▸ What needs to be done
Find every line of the listing below where "JSON" appears, and copy it.

Figure dataset records:
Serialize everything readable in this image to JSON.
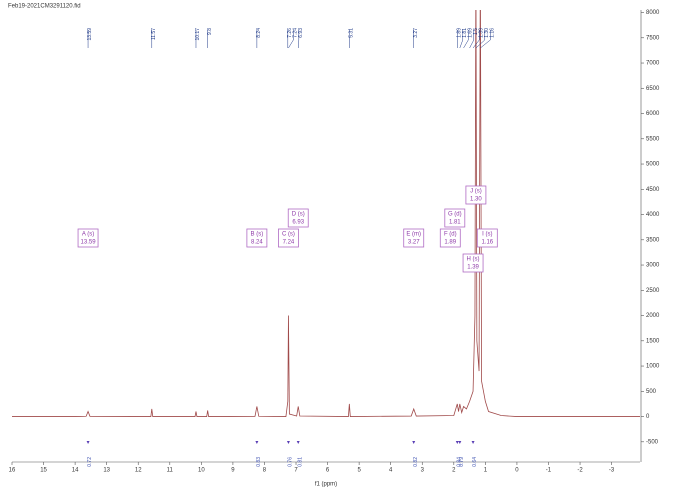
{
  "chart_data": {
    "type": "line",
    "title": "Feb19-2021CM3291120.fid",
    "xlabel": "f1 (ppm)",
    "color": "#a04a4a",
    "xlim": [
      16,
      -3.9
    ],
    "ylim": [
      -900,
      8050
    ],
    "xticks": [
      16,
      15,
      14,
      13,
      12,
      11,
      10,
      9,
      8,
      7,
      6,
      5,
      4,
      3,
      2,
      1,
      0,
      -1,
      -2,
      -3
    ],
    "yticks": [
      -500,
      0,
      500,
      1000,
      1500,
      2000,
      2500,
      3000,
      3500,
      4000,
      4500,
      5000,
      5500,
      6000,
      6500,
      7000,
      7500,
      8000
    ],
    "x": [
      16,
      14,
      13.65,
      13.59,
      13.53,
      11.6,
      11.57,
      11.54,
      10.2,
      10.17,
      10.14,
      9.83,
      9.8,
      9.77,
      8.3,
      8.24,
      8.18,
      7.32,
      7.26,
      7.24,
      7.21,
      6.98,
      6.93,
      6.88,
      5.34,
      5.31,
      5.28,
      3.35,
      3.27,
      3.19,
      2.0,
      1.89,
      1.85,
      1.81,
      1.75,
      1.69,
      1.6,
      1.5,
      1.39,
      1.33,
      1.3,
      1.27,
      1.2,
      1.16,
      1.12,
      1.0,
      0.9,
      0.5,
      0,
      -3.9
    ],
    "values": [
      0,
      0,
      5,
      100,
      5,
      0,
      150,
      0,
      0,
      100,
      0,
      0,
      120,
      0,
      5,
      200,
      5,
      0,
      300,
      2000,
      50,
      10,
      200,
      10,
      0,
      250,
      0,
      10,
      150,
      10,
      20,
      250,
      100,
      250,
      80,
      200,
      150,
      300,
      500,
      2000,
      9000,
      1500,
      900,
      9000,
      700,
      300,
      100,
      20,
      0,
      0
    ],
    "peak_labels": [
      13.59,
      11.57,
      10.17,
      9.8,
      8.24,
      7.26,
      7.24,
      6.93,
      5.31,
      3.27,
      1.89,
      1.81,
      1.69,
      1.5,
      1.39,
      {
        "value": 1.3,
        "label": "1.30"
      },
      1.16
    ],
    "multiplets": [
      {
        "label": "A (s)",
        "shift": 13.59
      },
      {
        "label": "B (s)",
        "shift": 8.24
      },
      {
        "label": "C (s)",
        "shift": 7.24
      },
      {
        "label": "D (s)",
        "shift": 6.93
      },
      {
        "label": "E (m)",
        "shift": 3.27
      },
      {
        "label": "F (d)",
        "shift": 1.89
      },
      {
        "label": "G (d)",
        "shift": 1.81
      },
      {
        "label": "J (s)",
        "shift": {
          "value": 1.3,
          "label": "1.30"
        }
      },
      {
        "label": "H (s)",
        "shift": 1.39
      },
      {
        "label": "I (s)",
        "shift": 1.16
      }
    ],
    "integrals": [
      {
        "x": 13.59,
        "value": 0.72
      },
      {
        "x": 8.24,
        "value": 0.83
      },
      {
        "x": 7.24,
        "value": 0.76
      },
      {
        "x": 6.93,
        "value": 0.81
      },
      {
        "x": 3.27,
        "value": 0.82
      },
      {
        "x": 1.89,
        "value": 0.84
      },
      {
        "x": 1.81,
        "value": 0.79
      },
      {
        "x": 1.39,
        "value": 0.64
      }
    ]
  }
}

* * *

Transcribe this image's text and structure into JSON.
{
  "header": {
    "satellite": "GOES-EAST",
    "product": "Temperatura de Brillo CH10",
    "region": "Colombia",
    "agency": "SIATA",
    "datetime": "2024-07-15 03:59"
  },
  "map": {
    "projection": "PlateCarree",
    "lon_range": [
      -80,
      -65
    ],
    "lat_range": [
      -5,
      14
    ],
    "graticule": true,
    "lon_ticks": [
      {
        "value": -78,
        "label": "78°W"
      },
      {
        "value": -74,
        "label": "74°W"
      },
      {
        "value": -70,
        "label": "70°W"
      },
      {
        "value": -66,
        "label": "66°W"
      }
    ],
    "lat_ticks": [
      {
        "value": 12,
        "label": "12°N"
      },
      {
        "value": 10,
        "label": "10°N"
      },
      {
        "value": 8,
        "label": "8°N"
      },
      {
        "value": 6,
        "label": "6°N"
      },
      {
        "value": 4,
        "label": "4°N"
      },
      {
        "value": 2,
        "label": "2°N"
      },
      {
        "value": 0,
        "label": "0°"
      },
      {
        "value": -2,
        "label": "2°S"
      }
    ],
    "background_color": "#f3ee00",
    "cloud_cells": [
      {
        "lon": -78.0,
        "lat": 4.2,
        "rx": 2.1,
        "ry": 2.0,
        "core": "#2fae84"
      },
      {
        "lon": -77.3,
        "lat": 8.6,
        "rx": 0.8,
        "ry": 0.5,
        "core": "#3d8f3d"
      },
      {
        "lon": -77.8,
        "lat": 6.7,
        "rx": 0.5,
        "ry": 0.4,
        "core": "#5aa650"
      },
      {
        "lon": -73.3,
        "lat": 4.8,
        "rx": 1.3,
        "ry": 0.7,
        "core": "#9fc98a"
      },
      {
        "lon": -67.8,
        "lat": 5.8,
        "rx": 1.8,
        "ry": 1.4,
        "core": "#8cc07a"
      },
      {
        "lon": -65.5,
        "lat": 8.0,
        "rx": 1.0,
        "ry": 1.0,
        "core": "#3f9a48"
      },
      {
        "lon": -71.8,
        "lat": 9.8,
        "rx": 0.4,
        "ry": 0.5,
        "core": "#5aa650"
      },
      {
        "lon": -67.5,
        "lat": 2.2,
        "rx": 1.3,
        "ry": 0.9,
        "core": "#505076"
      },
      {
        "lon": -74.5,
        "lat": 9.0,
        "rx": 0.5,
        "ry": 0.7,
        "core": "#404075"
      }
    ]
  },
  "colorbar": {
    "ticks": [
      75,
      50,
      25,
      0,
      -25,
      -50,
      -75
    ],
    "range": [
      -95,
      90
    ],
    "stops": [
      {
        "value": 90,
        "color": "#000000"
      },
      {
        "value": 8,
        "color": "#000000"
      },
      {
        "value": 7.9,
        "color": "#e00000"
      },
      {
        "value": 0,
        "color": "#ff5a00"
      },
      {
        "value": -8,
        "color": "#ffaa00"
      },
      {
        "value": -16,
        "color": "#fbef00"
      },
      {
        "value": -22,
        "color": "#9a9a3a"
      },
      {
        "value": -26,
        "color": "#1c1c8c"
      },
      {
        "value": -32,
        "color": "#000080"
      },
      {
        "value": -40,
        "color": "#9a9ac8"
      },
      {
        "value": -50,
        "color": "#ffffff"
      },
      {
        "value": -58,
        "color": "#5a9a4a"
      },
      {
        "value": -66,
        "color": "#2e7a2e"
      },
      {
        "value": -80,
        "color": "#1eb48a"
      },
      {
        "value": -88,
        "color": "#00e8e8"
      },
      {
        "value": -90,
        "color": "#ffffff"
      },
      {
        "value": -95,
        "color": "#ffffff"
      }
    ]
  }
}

▸ Solved exercise
Serialize everything readable in this image to JSON.
Transcribe this image's text and structure into JSON.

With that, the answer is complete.